## begin Exercise materials
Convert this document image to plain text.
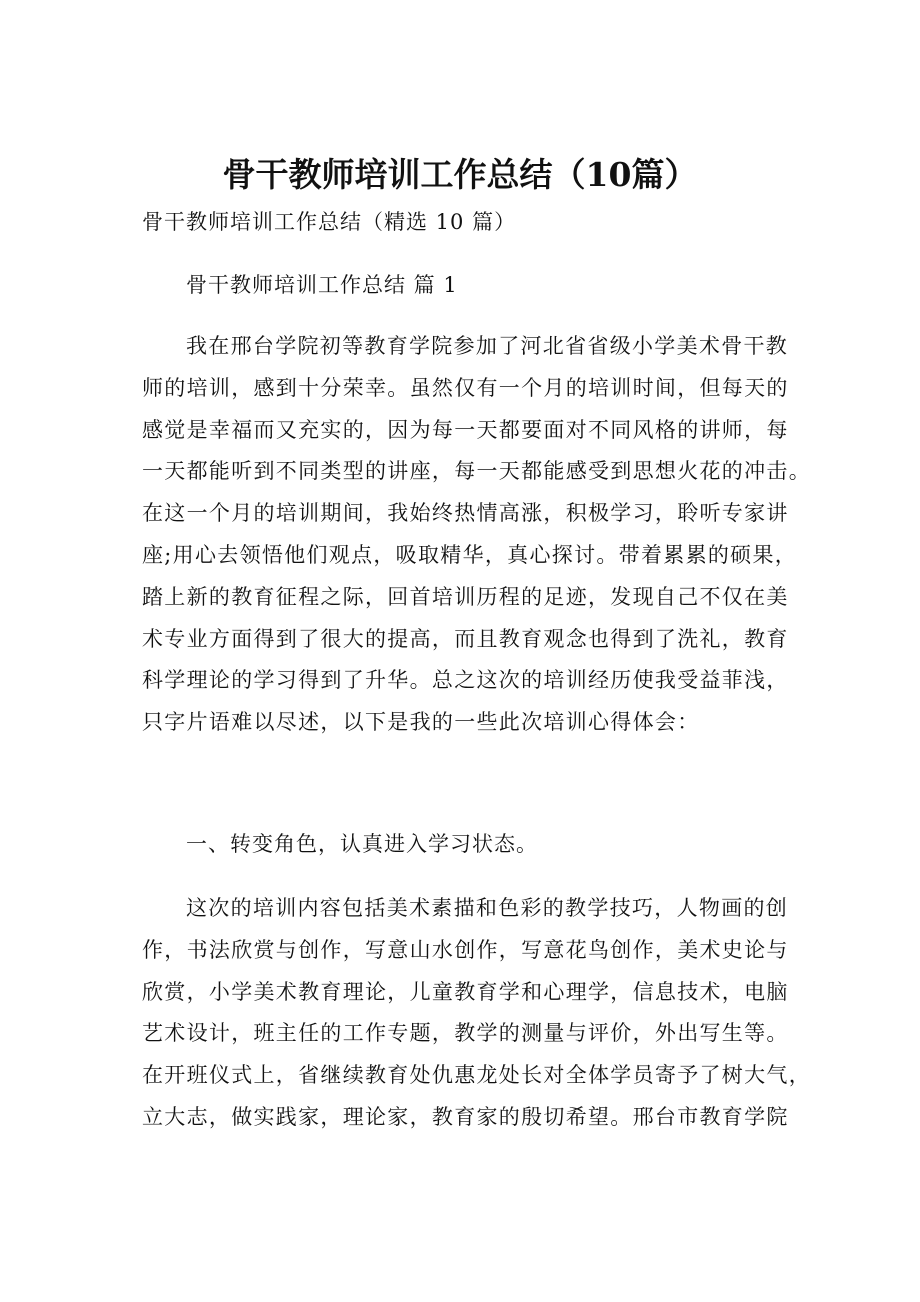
骨干教师培训工作总结（10篇）
骨干教师培训工作总结（精选 10 篇）
骨干教师培训工作总结 篇 1
我在邢台学院初等教育学院参加了河北省省级小学美术骨干教
师的培训，感到十分荣幸。虽然仅有一个月的培训时间，但每天的
感觉是幸福而又充实的，因为每一天都要面对不同风格的讲师，每
一天都能听到不同类型的讲座，每一天都能感受到思想火花的冲击。
在这一个月的培训期间，我始终热情高涨，积极学习，聆听专家讲
座;用心去领悟他们观点，吸取精华，真心探讨。带着累累的硕果，
踏上新的教育征程之际，回首培训历程的足迹，发现自己不仅在美
术专业方面得到了很大的提高，而且教育观念也得到了洗礼，教育
科学理论的学习得到了升华。总之这次的培训经历使我受益菲浅，
只字片语难以尽述，以下是我的一些此次培训心得体会：
一、转变角色，认真进入学习状态。
这次的培训内容包括美术素描和色彩的教学技巧，人物画的创
作，书法欣赏与创作，写意山水创作，写意花鸟创作，美术史论与
欣赏，小学美术教育理论，儿童教育学和心理学，信息技术，电脑
艺术设计，班主任的工作专题，教学的测量与评价，外出写生等。
在开班仪式上，省继续教育处仇惠龙处长对全体学员寄予了树大气，
立大志，做实践家，理论家，教育家的殷切希望。邢台市教育学院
## end Exercise materials
▸ **The task**: Restate the entire listing word for word, excluding pictures.

▸ **Result of the task**:
Convert this document image to plain text.
骨干教师培训工作总结（10篇）
骨干教师培训工作总结（精选 10 篇）
骨干教师培训工作总结 篇 1
我在邢台学院初等教育学院参加了河北省省级小学美术骨干教
师的培训，感到十分荣幸。虽然仅有一个月的培训时间，但每天的
感觉是幸福而又充实的，因为每一天都要面对不同风格的讲师，每
一天都能听到不同类型的讲座，每一天都能感受到思想火花的冲击。
在这一个月的培训期间，我始终热情高涨，积极学习，聆听专家讲
座;用心去领悟他们观点，吸取精华，真心探讨。带着累累的硕果，
踏上新的教育征程之际，回首培训历程的足迹，发现自己不仅在美
术专业方面得到了很大的提高，而且教育观念也得到了洗礼，教育
科学理论的学习得到了升华。总之这次的培训经历使我受益菲浅，
只字片语难以尽述，以下是我的一些此次培训心得体会：
一、转变角色，认真进入学习状态。
这次的培训内容包括美术素描和色彩的教学技巧，人物画的创
作，书法欣赏与创作，写意山水创作，写意花鸟创作，美术史论与
欣赏，小学美术教育理论，儿童教育学和心理学，信息技术，电脑
艺术设计，班主任的工作专题，教学的测量与评价，外出写生等。
在开班仪式上，省继续教育处仇惠龙处长对全体学员寄予了树大气，
立大志，做实践家，理论家，教育家的殷切希望。邢台市教育学院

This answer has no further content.